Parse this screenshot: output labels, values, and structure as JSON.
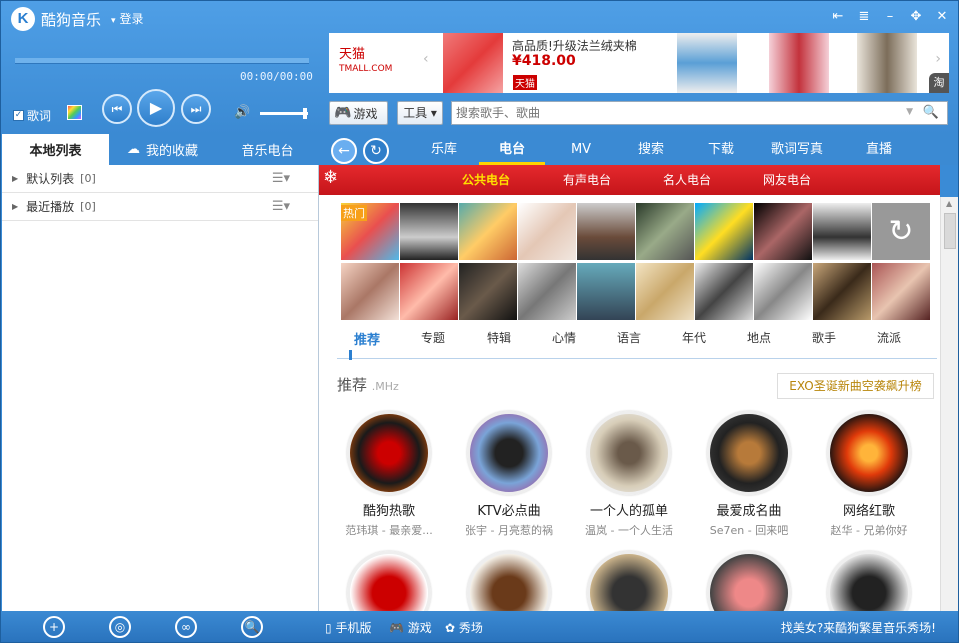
{
  "app": {
    "name": "酷狗音乐",
    "login": "登录",
    "logo": "K"
  },
  "player": {
    "time": "00:00/00:00",
    "lyrics_label": "歌词"
  },
  "ad": {
    "brand": "天猫",
    "brand_sub": "TMALL.COM",
    "title": "高品质!升级法兰绒夹棉",
    "price": "¥418.00",
    "tag": "天猫",
    "corner": "淘"
  },
  "toolbar": {
    "game_label": "游戏",
    "tool_label": "工具",
    "search_placeholder": "搜索歌手、歌曲"
  },
  "left_tabs": [
    "本地列表",
    "我的收藏",
    "音乐电台"
  ],
  "left_lists": [
    {
      "name": "默认列表",
      "count": "[0]"
    },
    {
      "name": "最近播放",
      "count": "[0]"
    }
  ],
  "right_tabs": [
    "乐库",
    "电台",
    "MV",
    "搜索",
    "下载",
    "歌词写真",
    "直播"
  ],
  "banner_tabs": [
    "公共电台",
    "有声电台",
    "名人电台",
    "网友电台"
  ],
  "hot_label": "热门",
  "categories": [
    "推荐",
    "专题",
    "特辑",
    "心情",
    "语言",
    "年代",
    "地点",
    "歌手",
    "流派"
  ],
  "recommend": {
    "title": "推荐",
    "unit": ".MHz",
    "promo": "EXO圣诞新曲空袭飙升榜"
  },
  "stations": [
    {
      "name": "酷狗热歌",
      "sub": "范玮琪 - 最亲爱..."
    },
    {
      "name": "KTV必点曲",
      "sub": "张宇 - 月亮惹的祸"
    },
    {
      "name": "一个人的孤单",
      "sub": "温岚 - 一个人生活"
    },
    {
      "name": "最爱成名曲",
      "sub": "Se7en - 回来吧"
    },
    {
      "name": "网络红歌",
      "sub": "赵华 - 兄弟你好"
    }
  ],
  "bottom": {
    "mobile": "手机版",
    "game": "游戏",
    "show": "秀场",
    "promo": "找美女?来酷狗繁星音乐秀场!"
  },
  "colors": {
    "accent": "#3b8ad3",
    "banner": "#d81e23",
    "highlight": "#ffe000"
  }
}
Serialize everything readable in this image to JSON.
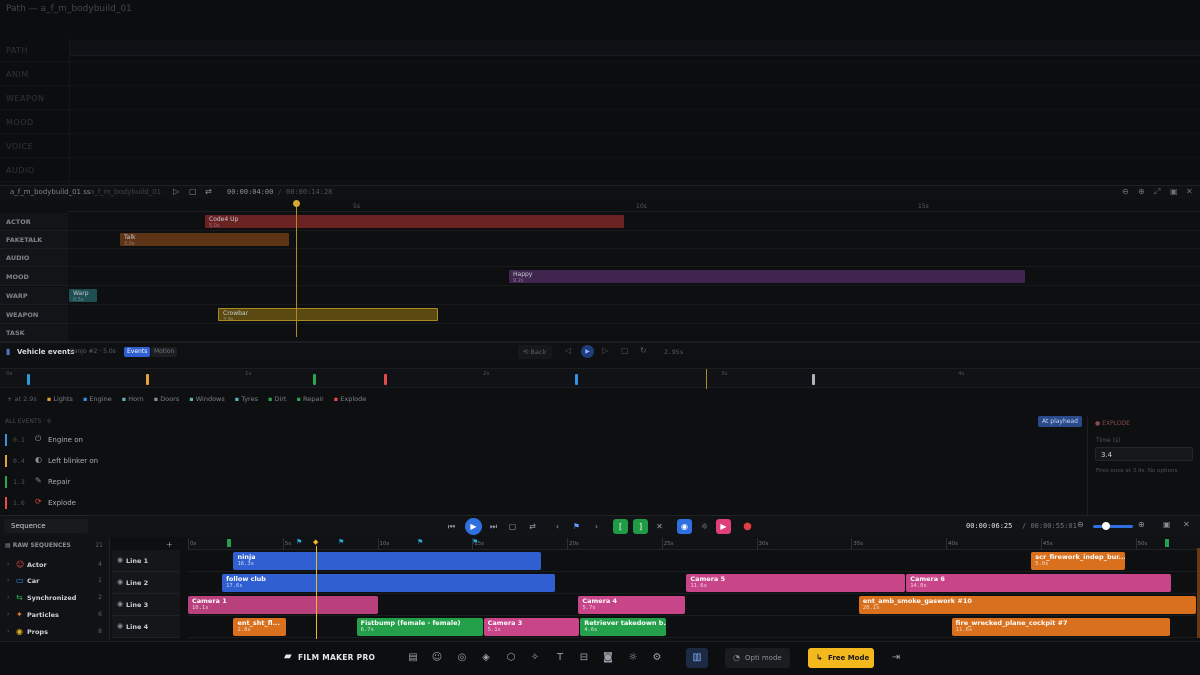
{
  "path_panel": {
    "title": "Path — a_f_m_bodybuild_01",
    "rows": [
      "PATH",
      "ANIM",
      "WEAPON",
      "MOOD",
      "VOICE",
      "AUDIO"
    ]
  },
  "clip_editor": {
    "name": "a_f_m_bodybuild_01 ss",
    "sub": "a_f_m_bodybuild_01",
    "time_current": "00:00:04:00",
    "time_total": "00:00:14:28",
    "ruler": [
      "5s",
      "10s",
      "15s"
    ],
    "tracks": [
      {
        "label": "ACTOR",
        "clip": "Code4 Up",
        "dur": "5.0s",
        "color": "#6b2222"
      },
      {
        "label": "FAKETALK",
        "clip": "Talk",
        "dur": "3.0s",
        "color": "#5e3416"
      },
      {
        "label": "AUDIO",
        "clip": "",
        "dur": "",
        "color": ""
      },
      {
        "label": "MOOD",
        "clip": "Happy",
        "dur": "9.2s",
        "color": "#40264f"
      },
      {
        "label": "WARP",
        "clip": "Warp",
        "dur": "0.5s",
        "color": "#1d4e52"
      },
      {
        "label": "WEAPON",
        "clip": "Crowbar",
        "dur": "3.9s",
        "color": "#5a4a12"
      },
      {
        "label": "TASK",
        "clip": "",
        "dur": "",
        "color": ""
      }
    ]
  },
  "vehicle": {
    "title": "Vehicle events",
    "sub": "Kanjo #2 · 5.0s",
    "tab_events": "Events",
    "tab_motion": "Motion",
    "back": "Back",
    "playhead": "2.95s",
    "ruler": [
      "0s",
      "1s",
      "2s",
      "3s",
      "4s"
    ],
    "add_time": "+ at 2.9s",
    "legend": [
      {
        "label": "Lights",
        "color": "#e6a23c"
      },
      {
        "label": "Engine",
        "color": "#3a8ee6"
      },
      {
        "label": "Horn",
        "color": "#5fb3b3"
      },
      {
        "label": "Doors",
        "color": "#8a8f96"
      },
      {
        "label": "Windows",
        "color": "#5fb3b3"
      },
      {
        "label": "Tyres",
        "color": "#5fb3b3"
      },
      {
        "label": "Dirt",
        "color": "#2ea44f"
      },
      {
        "label": "Repair",
        "color": "#2ea44f"
      },
      {
        "label": "Explode",
        "color": "#e64a4a"
      }
    ],
    "all_events_label": "ALL EVENTS · 6",
    "at_playhead": "At playhead",
    "events": [
      {
        "time": "0.1",
        "icon": "power-icon",
        "glyph": "⏻",
        "text": "Engine on",
        "color": "#3a8ee6"
      },
      {
        "time": "0.4",
        "icon": "blinker-icon",
        "glyph": "◐",
        "text": "Left blinker on",
        "color": "#e6a23c"
      },
      {
        "time": "1.3",
        "icon": "wrench-icon",
        "glyph": "✎",
        "text": "Repair",
        "color": "#2ea44f"
      },
      {
        "time": "1.6",
        "icon": "explode-icon",
        "glyph": "⟳",
        "text": "Explode",
        "color": "#e64a4a"
      }
    ],
    "inspector": {
      "title": "EXPLODE",
      "time_label": "Time (s)",
      "time_value": "3.4",
      "note": "Fires once at 3.4s. No options."
    }
  },
  "sequence": {
    "title": "Sequence",
    "time_current": "00:00:06:25",
    "time_total": "00:00:55:01",
    "raw_label": "RAW SEQUENCES",
    "raw_count": "21",
    "categories": [
      {
        "label": "Actor",
        "count": "4",
        "glyph": "☺",
        "color": "#e64a4a"
      },
      {
        "label": "Car",
        "count": "1",
        "glyph": "▭",
        "color": "#3a8ee6"
      },
      {
        "label": "Synchronized",
        "count": "2",
        "glyph": "⇆",
        "color": "#2ea44f"
      },
      {
        "label": "Particles",
        "count": "6",
        "glyph": "✦",
        "color": "#f07a20"
      },
      {
        "label": "Props",
        "count": "8",
        "glyph": "◉",
        "color": "#e6b020"
      }
    ],
    "ruler": [
      "0s",
      "5s",
      "10s",
      "15s",
      "20s",
      "25s",
      "30s",
      "35s",
      "40s",
      "45s",
      "50s"
    ],
    "lines": [
      {
        "label": "Line 1",
        "clips": [
          {
            "name": "ninja",
            "dur": "16.3s",
            "color": "#2f5fd0",
            "start": 2.4,
            "len": 16.3
          },
          {
            "name": "scr_firework_indep_bur...",
            "dur": "5.0s",
            "color": "#d8701e",
            "start": 44.5,
            "len": 5.0
          }
        ]
      },
      {
        "label": "Line 2",
        "clips": [
          {
            "name": "follow club",
            "dur": "17.6s",
            "color": "#2f5fd0",
            "start": 1.8,
            "len": 17.6
          },
          {
            "name": "Camera 5",
            "dur": "11.6s",
            "color": "#c8458a",
            "start": 26.3,
            "len": 11.6
          },
          {
            "name": "Camera 6",
            "dur": "14.0s",
            "color": "#c8458a",
            "start": 37.9,
            "len": 14.0
          }
        ]
      },
      {
        "label": "Line 3",
        "clips": [
          {
            "name": "Camera 1",
            "dur": "10.1s",
            "color": "#b8407c",
            "start": 0.0,
            "len": 10.1
          },
          {
            "name": "Camera 4",
            "dur": "5.7s",
            "color": "#c8458a",
            "start": 20.6,
            "len": 5.7
          },
          {
            "name": "ent_amb_smoke_gaswork #10",
            "dur": "20.1s",
            "color": "#d8701e",
            "start": 35.4,
            "len": 20.1
          }
        ]
      },
      {
        "label": "Line 4",
        "clips": [
          {
            "name": "ent_sht_fl...",
            "dur": "2.8s",
            "color": "#d8701e",
            "start": 2.4,
            "len": 2.8
          },
          {
            "name": "Fistbump (female - female)",
            "dur": "6.7s",
            "color": "#24a04a",
            "start": 8.9,
            "len": 6.7
          },
          {
            "name": "Camera 3",
            "dur": "5.1s",
            "color": "#c8458a",
            "start": 15.6,
            "len": 5.1
          },
          {
            "name": "Retriever takedown b...",
            "dur": "4.6s",
            "color": "#24a04a",
            "start": 20.7,
            "len": 4.6
          },
          {
            "name": "fire_wrecked_plane_cockpit #7",
            "dur": "11.6s",
            "color": "#d8701e",
            "start": 40.3,
            "len": 11.6
          }
        ]
      }
    ]
  },
  "bottom_bar": {
    "brand": "FILM MAKER PRO",
    "opti_mode": "Opti mode",
    "free_mode": "Free Mode"
  },
  "colors": {
    "accent": "#2f6fe0",
    "yellow": "#f2b81e",
    "green": "#24a04a",
    "pink": "#e0407a"
  }
}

——————

• _GIVEN EXERCISE_: Look through the material and copy each line that has "text".

• _RESULT OF THIS TASK_:
        "text": "Engine on",
        "text": "Left blinker on",
        "text": "Repair",
        "text": "Explode",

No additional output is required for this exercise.